## WHAT IS REQUIRED
Pull out every line below that holds the word "name".

######

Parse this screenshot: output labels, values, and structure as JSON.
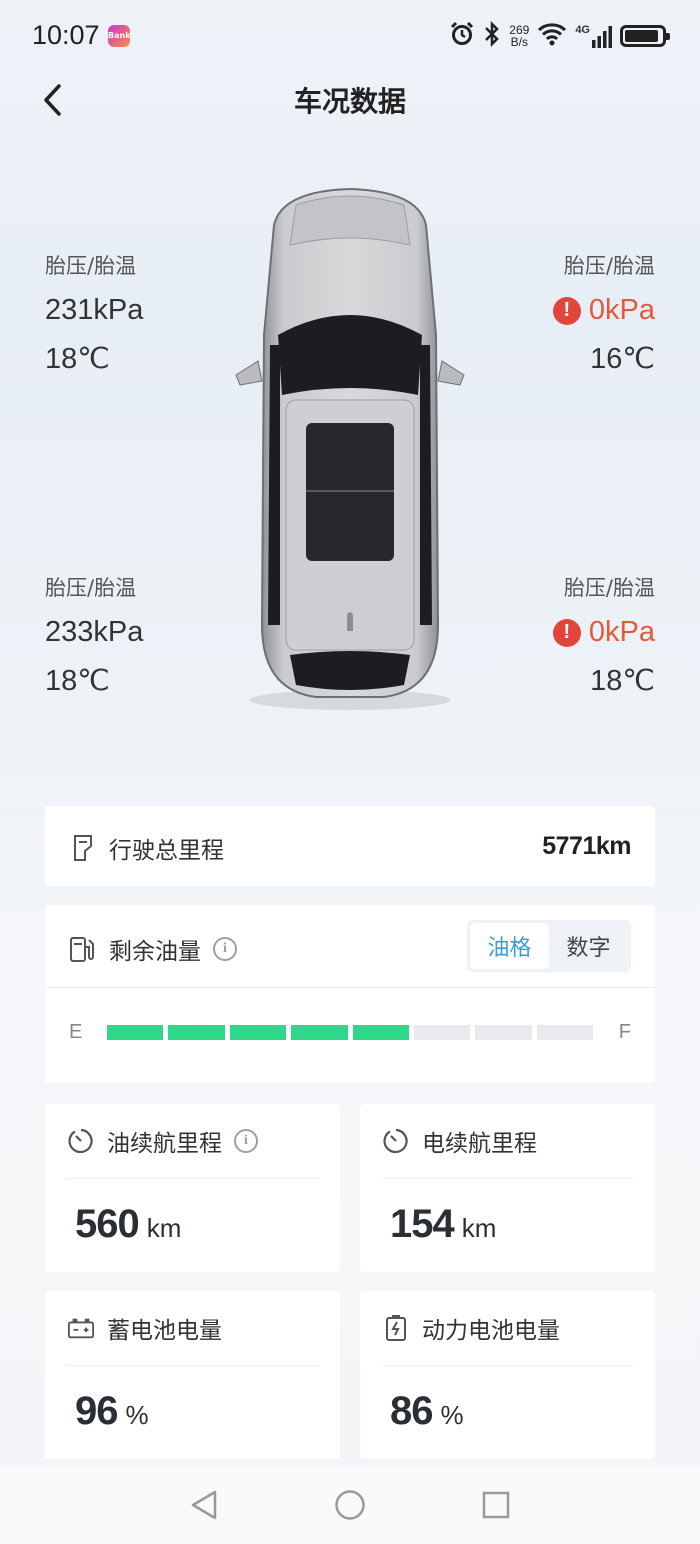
{
  "status_bar": {
    "time": "10:07",
    "app_badge": "Bank",
    "net_speed_value": "269",
    "net_speed_unit": "B/s",
    "network": "4G",
    "battery_level": 0.92
  },
  "header": {
    "title": "车况数据",
    "back_icon": "chevron-left-icon"
  },
  "tires": {
    "front_left": {
      "label": "胎压/胎温",
      "pressure": "231kPa",
      "temperature": "18℃",
      "warning": false
    },
    "front_right": {
      "label": "胎压/胎温",
      "pressure": "0kPa",
      "temperature": "16℃",
      "warning": true
    },
    "rear_left": {
      "label": "胎压/胎温",
      "pressure": "233kPa",
      "temperature": "18℃",
      "warning": false
    },
    "rear_right": {
      "label": "胎压/胎温",
      "pressure": "0kPa",
      "temperature": "18℃",
      "warning": true
    },
    "warning_color": "#e05a3c"
  },
  "total_mileage": {
    "label": "行驶总里程",
    "value": "5771km",
    "icon": "odometer-icon"
  },
  "fuel": {
    "label": "剩余油量",
    "icon": "fuel-pump-icon",
    "toggle_options": [
      "油格",
      "数字"
    ],
    "selected_option": "油格",
    "empty_label": "E",
    "full_label": "F",
    "segments_total": 8,
    "segments_filled": 5,
    "fill_color": "#2fd78a"
  },
  "fuel_range": {
    "label": "油续航里程",
    "value": "560",
    "unit": "km",
    "icon": "gauge-icon"
  },
  "electric_range": {
    "label": "电续航里程",
    "value": "154",
    "unit": "km",
    "icon": "gauge-icon"
  },
  "battery_12v": {
    "label": "蓄电池电量",
    "value": "96",
    "unit": "%",
    "icon": "car-battery-icon"
  },
  "power_battery": {
    "label": "动力电池电量",
    "value": "86",
    "unit": "%",
    "icon": "charging-battery-icon"
  },
  "nav": {
    "back": "triangle-back-icon",
    "home": "circle-home-icon",
    "recents": "square-recents-icon"
  }
}
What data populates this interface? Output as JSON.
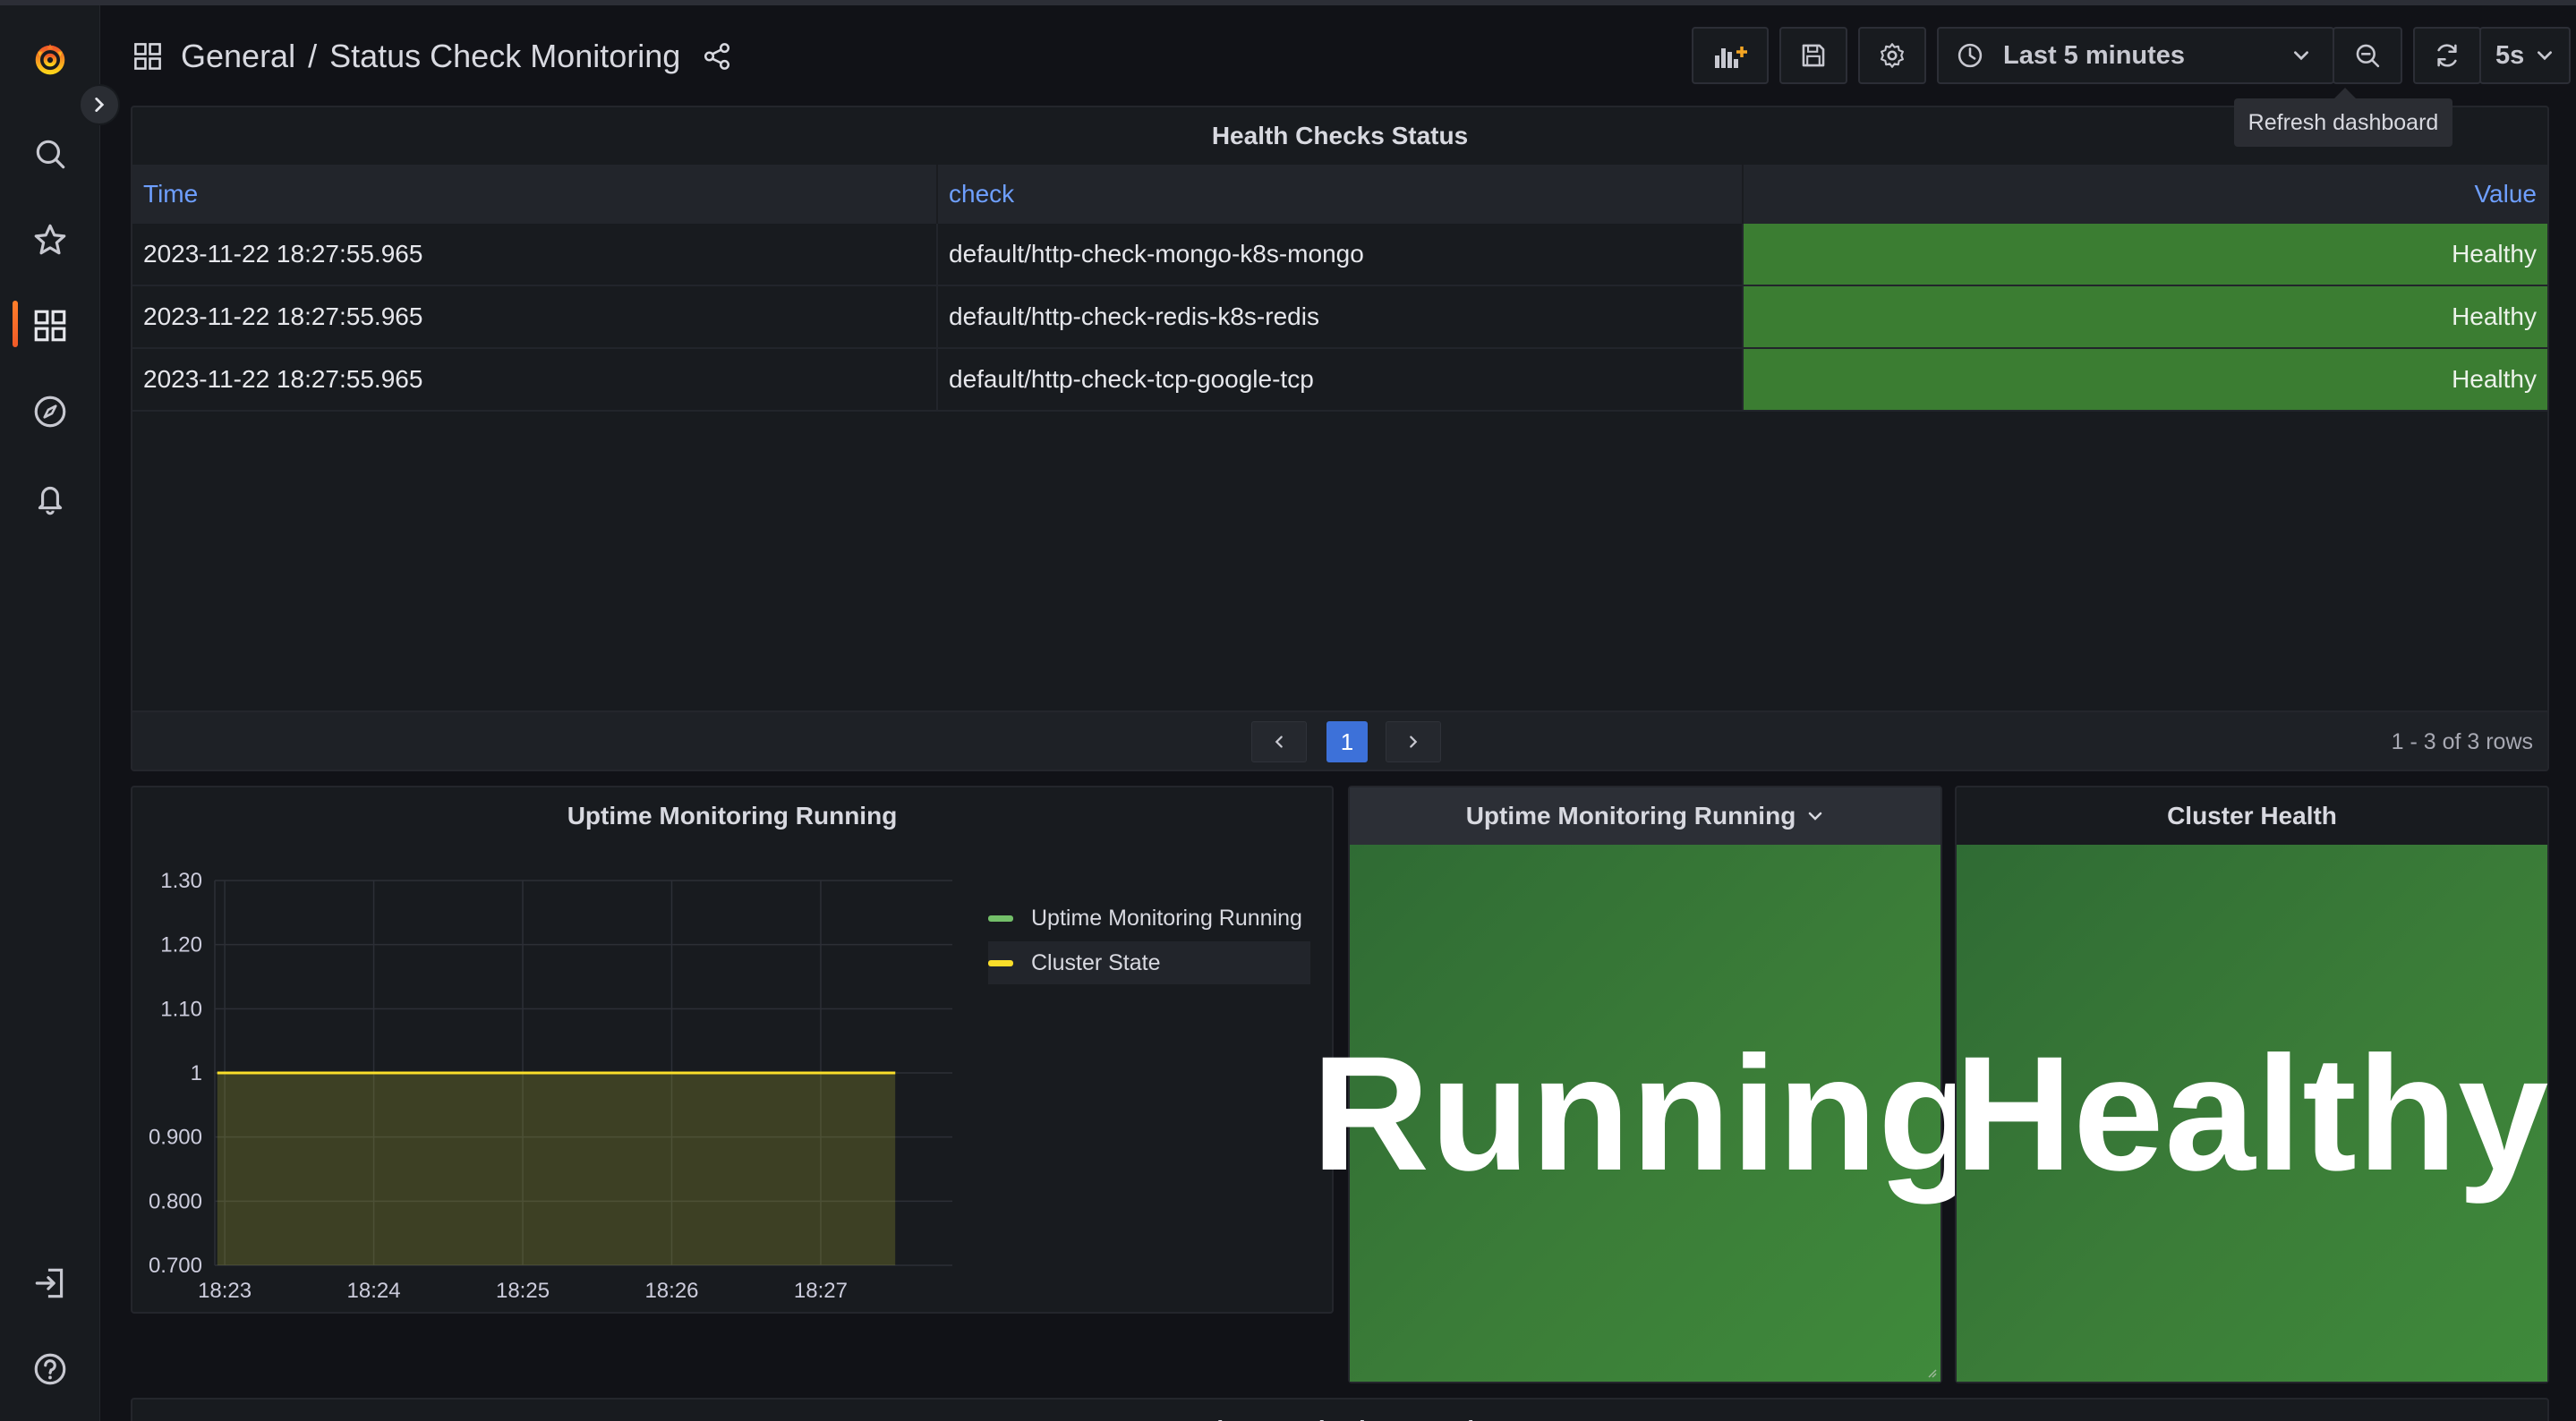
{
  "breadcrumb": {
    "folder": "General",
    "separator": "/",
    "dashboard": "Status Check Monitoring"
  },
  "toolbar": {
    "time_range": "Last 5 minutes",
    "refresh_interval": "5s",
    "tooltip": "Refresh dashboard"
  },
  "table_panel": {
    "title": "Health Checks Status",
    "columns": [
      "Time",
      "check",
      "Value"
    ],
    "rows": [
      {
        "time": "2023-11-22 18:27:55.965",
        "check": "default/http-check-mongo-k8s-mongo",
        "value": "Healthy"
      },
      {
        "time": "2023-11-22 18:27:55.965",
        "check": "default/http-check-redis-k8s-redis",
        "value": "Healthy"
      },
      {
        "time": "2023-11-22 18:27:55.965",
        "check": "default/http-check-tcp-google-tcp",
        "value": "Healthy"
      }
    ],
    "current_page": "1",
    "row_count": "1 - 3 of 3 rows"
  },
  "chart_panel": {
    "title": "Uptime Monitoring Running"
  },
  "chart_data": {
    "type": "area",
    "title": "Uptime Monitoring Running",
    "x": [
      "18:22:57",
      "18:27:30"
    ],
    "x_ticks": [
      "18:23",
      "18:24",
      "18:25",
      "18:26",
      "18:27"
    ],
    "y_ticks": [
      "0.700",
      "0.800",
      "0.900",
      "1",
      "1.10",
      "1.20",
      "1.30"
    ],
    "ylim": [
      0.7,
      1.3
    ],
    "series": [
      {
        "name": "Uptime Monitoring Running",
        "values": [
          1,
          1
        ],
        "color": "#73bf69"
      },
      {
        "name": "Cluster State",
        "values": [
          1,
          1
        ],
        "color": "#fade2a"
      }
    ],
    "legend_position": "right",
    "grid": true
  },
  "stat_uptime": {
    "title": "Uptime Monitoring Running",
    "value": "Running"
  },
  "stat_cluster": {
    "title": "Cluster Health",
    "value": "Healthy"
  },
  "bottom_panel": {
    "title": "Uptime Monitoring Running"
  },
  "colors": {
    "healthy": "#3b7d32",
    "accent": "#6e9fff",
    "brand": "#f05a28",
    "legend_hover": "#22252b"
  }
}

######

## ANSWER TO THE TASK
        "name": "Uptime Monitoring Running",
        "name": "Cluster State",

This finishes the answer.